[Start SUPPLIED DATA]
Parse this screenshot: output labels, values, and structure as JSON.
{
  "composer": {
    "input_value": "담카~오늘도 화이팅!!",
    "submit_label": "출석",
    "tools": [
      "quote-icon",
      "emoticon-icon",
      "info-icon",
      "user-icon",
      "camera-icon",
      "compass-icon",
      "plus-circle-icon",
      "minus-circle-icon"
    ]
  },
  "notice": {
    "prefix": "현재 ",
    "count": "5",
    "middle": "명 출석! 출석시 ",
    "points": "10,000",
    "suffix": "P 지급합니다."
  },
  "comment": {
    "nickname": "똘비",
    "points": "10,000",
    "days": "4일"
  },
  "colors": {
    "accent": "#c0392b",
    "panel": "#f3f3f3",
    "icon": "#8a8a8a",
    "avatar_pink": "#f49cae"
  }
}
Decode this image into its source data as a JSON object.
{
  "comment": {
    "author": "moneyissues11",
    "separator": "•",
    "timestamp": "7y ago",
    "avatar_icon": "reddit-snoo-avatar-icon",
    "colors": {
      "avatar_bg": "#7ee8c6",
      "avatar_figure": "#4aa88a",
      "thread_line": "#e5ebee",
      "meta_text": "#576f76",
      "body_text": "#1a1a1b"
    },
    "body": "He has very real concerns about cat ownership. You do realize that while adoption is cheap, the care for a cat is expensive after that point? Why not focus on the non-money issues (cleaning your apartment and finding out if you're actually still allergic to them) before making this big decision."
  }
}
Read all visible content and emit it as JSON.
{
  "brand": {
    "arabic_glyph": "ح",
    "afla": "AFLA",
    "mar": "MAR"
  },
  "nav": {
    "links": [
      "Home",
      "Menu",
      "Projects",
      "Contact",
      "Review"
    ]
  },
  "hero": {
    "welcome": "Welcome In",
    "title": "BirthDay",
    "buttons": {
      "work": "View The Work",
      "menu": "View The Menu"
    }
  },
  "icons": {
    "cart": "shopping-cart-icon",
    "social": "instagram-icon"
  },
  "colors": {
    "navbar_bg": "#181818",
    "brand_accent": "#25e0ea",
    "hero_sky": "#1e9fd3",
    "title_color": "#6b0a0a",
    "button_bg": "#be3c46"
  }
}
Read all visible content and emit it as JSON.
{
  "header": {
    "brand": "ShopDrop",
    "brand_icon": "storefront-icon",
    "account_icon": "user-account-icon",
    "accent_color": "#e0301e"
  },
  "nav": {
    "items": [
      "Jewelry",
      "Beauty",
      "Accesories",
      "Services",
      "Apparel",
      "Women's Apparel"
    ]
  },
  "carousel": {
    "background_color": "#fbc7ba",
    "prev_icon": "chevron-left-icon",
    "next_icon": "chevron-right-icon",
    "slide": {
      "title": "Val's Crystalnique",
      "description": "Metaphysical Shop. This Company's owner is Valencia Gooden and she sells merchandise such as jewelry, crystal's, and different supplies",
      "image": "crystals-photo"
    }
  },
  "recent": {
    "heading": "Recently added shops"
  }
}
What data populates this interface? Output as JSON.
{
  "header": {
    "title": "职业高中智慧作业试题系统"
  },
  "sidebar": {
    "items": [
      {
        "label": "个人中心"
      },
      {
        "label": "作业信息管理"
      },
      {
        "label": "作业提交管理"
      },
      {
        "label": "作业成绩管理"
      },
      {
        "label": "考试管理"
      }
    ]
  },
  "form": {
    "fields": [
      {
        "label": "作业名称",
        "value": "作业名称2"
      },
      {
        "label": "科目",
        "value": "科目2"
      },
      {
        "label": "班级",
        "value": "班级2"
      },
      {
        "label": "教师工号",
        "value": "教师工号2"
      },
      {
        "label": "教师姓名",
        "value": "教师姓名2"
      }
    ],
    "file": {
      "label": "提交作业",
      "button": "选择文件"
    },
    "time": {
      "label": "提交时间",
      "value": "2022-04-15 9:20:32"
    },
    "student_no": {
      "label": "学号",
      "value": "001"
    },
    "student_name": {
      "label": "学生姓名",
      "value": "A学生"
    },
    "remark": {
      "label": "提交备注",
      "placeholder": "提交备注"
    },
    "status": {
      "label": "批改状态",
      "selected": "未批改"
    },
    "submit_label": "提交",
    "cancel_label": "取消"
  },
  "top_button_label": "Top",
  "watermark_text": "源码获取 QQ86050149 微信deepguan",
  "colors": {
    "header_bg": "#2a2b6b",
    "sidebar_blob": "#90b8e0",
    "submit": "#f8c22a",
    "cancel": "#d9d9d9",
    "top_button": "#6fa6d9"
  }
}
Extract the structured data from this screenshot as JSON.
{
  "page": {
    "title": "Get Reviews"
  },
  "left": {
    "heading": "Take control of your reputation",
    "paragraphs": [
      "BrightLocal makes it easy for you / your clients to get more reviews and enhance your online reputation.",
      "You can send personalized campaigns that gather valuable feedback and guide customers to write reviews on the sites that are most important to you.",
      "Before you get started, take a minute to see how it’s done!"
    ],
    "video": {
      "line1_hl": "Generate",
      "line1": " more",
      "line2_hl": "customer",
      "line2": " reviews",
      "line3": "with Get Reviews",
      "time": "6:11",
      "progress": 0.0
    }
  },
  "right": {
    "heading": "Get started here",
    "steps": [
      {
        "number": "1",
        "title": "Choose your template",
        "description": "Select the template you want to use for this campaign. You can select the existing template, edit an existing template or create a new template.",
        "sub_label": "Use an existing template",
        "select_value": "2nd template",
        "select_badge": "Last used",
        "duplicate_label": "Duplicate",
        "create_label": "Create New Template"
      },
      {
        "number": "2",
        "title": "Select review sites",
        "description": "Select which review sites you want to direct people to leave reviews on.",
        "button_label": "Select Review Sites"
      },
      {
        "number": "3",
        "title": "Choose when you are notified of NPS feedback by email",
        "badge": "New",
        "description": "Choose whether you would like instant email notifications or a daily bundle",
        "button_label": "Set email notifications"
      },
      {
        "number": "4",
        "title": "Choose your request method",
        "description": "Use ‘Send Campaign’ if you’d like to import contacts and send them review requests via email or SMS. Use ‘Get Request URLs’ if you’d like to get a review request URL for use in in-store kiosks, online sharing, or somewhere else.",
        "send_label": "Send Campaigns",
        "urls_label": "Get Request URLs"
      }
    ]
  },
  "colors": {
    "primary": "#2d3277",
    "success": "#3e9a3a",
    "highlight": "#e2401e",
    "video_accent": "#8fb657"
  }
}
[End SUPPLIED DATA]
DIRECTION:
List all lines holding the string "JSON".

OUTPUT OF THE EXERCISE:
Parse this screenshot: output labels, values, and structure as JSON.
Decode this image into its source data as a JSON object.
Read all visible content and emit it as JSON.
Read all visible content and emit it as JSON.
What data populates this interface? Output as JSON.
Extract the structured data from this screenshot as JSON.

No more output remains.